*Selected passage:*
==========
Writing Thresholds: A Website about Threshold Concepts in Writing Studies
Rhetoric
Key Threshold Idea: Rhetoric helps writers craft their ideas and maximize the impact of their writing.
Audio Brief Overview: Rhetoric
-
Rhetoric helps people design our communication to maximize its impact on our audience(s) (see Grant-Davie, 1997).
​
-
For Aristotle, rhetoric is the “art of persuasion” (Aristotle) in that rhetoric is crafted to elicit a specific response from the recipient. It is also always linked to the time and situation in which we communicate (Lunsford et al., 2009).
​
-
Rhetoric is in every piece of communication and interaction. We unconsciously use rhetoric every day, and we “project our personalities outwards” (Toye, 2013, p. 3) to those with whom we interact.
​
-
Whether our audience responds the way we intend often depends on the quality of our rhetorical approach.
Audio Example
Quotes from the Field
-
Rhetoric is a “plastic art that molds itself to varying times, places, and situations” (Lunsford et al., 2009, p. xix).
​
-
“A further difficulty in defining rhetoric is that the meaning of the English word ‘rhetoric,’ like the Greek word logos, encompasses both the art of rhetoric and its products (e.g., persuasion, speeches, texts, advertisements, etc.)” (MacDonald, 2014, p. 5).
​
-
“All of us project our personalities outwards in some way, visually, verbally, and even virtually (through social networking websites). Just as politicians position themselves with voters, we position ourselves in relation to a peer group (real or imagined), with rhetorical inflections of which we are frequently unconscious” (Toye, 2013, p. 3).
References
Aristotle. (Long Ago, but this version, 2004). Rhetoric. Dover.
Grant-Davie, K. (1997). Rhetorical situations and their constituents. Rhetoric Review, 15, 264-279.
Lunsford, A.A., Wilson, K.H., & Eberly, R.A. (2009). Introduction: Rhetorics and roadmaps. In A.A.
Lunsford, K.H. Wilson, & R.A. Eberly (Eds.) The Sage handbook of rhetorical studies (pp. xi-xxix). Sage.
​
MacDonald, M.J. (2014). Introduction. In M. J. MacDonald (Ed.), The Oxford Handbook of Rhetorical Studies (pp. 1-30). Oxford UP.
​
Toye, R. (2013). Rhetoric: A very short introduction. Oxford UP.
==========
*Records provided:*
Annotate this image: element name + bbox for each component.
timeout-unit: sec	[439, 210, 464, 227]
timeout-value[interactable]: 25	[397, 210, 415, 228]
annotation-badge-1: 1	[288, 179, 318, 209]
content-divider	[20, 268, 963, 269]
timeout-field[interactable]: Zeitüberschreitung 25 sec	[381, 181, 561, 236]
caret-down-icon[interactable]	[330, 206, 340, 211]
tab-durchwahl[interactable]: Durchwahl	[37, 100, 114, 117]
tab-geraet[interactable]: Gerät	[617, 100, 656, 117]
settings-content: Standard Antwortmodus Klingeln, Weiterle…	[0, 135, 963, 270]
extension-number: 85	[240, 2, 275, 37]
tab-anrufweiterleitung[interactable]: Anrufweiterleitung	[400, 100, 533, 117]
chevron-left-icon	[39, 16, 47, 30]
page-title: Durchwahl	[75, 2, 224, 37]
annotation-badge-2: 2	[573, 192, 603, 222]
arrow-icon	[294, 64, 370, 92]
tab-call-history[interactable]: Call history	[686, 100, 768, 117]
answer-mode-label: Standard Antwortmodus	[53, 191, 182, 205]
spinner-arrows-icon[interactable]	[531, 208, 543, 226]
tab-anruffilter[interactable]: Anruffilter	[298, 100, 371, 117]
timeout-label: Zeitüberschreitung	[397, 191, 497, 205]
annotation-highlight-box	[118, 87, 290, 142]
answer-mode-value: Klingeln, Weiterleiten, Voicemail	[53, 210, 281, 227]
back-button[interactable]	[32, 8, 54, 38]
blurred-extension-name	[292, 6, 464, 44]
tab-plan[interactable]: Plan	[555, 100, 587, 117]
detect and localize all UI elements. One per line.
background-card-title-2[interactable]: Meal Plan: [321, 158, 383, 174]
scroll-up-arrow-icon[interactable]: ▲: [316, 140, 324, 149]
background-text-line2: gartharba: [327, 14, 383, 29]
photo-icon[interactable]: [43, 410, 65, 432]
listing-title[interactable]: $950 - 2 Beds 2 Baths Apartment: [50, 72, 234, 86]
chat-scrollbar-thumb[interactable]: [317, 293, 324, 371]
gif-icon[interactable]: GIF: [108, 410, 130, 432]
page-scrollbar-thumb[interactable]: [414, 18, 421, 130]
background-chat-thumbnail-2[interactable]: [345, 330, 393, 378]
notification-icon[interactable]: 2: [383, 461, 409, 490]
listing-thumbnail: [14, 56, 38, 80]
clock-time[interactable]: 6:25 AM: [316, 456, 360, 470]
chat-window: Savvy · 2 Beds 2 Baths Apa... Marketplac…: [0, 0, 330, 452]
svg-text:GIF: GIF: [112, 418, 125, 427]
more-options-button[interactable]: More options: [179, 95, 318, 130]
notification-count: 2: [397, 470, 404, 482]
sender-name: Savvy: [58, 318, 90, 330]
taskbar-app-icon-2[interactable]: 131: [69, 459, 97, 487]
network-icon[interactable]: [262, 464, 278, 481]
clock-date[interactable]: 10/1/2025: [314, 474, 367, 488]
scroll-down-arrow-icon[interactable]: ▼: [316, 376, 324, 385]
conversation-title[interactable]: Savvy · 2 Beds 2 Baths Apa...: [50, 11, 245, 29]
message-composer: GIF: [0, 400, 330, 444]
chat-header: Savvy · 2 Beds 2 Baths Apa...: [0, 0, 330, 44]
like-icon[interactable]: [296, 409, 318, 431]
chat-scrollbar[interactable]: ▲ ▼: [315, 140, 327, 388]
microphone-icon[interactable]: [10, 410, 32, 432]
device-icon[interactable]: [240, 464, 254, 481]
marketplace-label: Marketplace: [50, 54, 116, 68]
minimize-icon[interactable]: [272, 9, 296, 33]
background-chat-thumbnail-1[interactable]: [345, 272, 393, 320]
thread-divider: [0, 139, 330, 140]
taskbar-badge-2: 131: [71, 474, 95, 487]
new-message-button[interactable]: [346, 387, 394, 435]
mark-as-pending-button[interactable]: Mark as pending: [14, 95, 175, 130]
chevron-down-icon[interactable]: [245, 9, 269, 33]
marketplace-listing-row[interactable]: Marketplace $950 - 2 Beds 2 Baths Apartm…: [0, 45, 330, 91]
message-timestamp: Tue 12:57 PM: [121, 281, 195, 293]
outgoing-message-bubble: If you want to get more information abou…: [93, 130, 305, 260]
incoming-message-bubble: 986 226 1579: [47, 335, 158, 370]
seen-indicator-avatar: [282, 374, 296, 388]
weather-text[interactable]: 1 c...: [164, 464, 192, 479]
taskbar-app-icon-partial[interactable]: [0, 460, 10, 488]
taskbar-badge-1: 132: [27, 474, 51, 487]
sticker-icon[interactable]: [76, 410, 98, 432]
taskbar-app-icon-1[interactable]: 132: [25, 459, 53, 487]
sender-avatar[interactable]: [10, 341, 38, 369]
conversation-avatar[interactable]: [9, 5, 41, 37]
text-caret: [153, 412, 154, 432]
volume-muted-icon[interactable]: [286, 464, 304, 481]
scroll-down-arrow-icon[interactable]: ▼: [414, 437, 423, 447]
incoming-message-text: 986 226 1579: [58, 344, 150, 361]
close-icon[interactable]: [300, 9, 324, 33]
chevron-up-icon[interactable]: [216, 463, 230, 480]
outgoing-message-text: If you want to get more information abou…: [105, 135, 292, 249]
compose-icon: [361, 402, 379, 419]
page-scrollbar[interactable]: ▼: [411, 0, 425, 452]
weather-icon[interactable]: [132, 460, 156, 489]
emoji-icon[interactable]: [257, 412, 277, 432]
==========
*About this task:* Return the stretch of the rhetoric page that opens with the words containing "Lunsford, K.H. Wilson, &" and closes with "introduction. Oxford UP.". The lines have nothing to do with the rhetoric page.

*Response to this task:*
Lunsford, K.H. Wilson, & R.A. Eberly (Eds.) The Sage handbook of rhetorical studies (pp. xi-xxix). Sage.
​
MacDonald, M.J. (2014). Introduction. In M. J. MacDonald (Ed.), The Oxford Handbook of Rhetorical Studies (pp. 1-30). Oxford UP.
​
Toye, R. (2013). Rhetoric: A very short introduction. Oxford UP.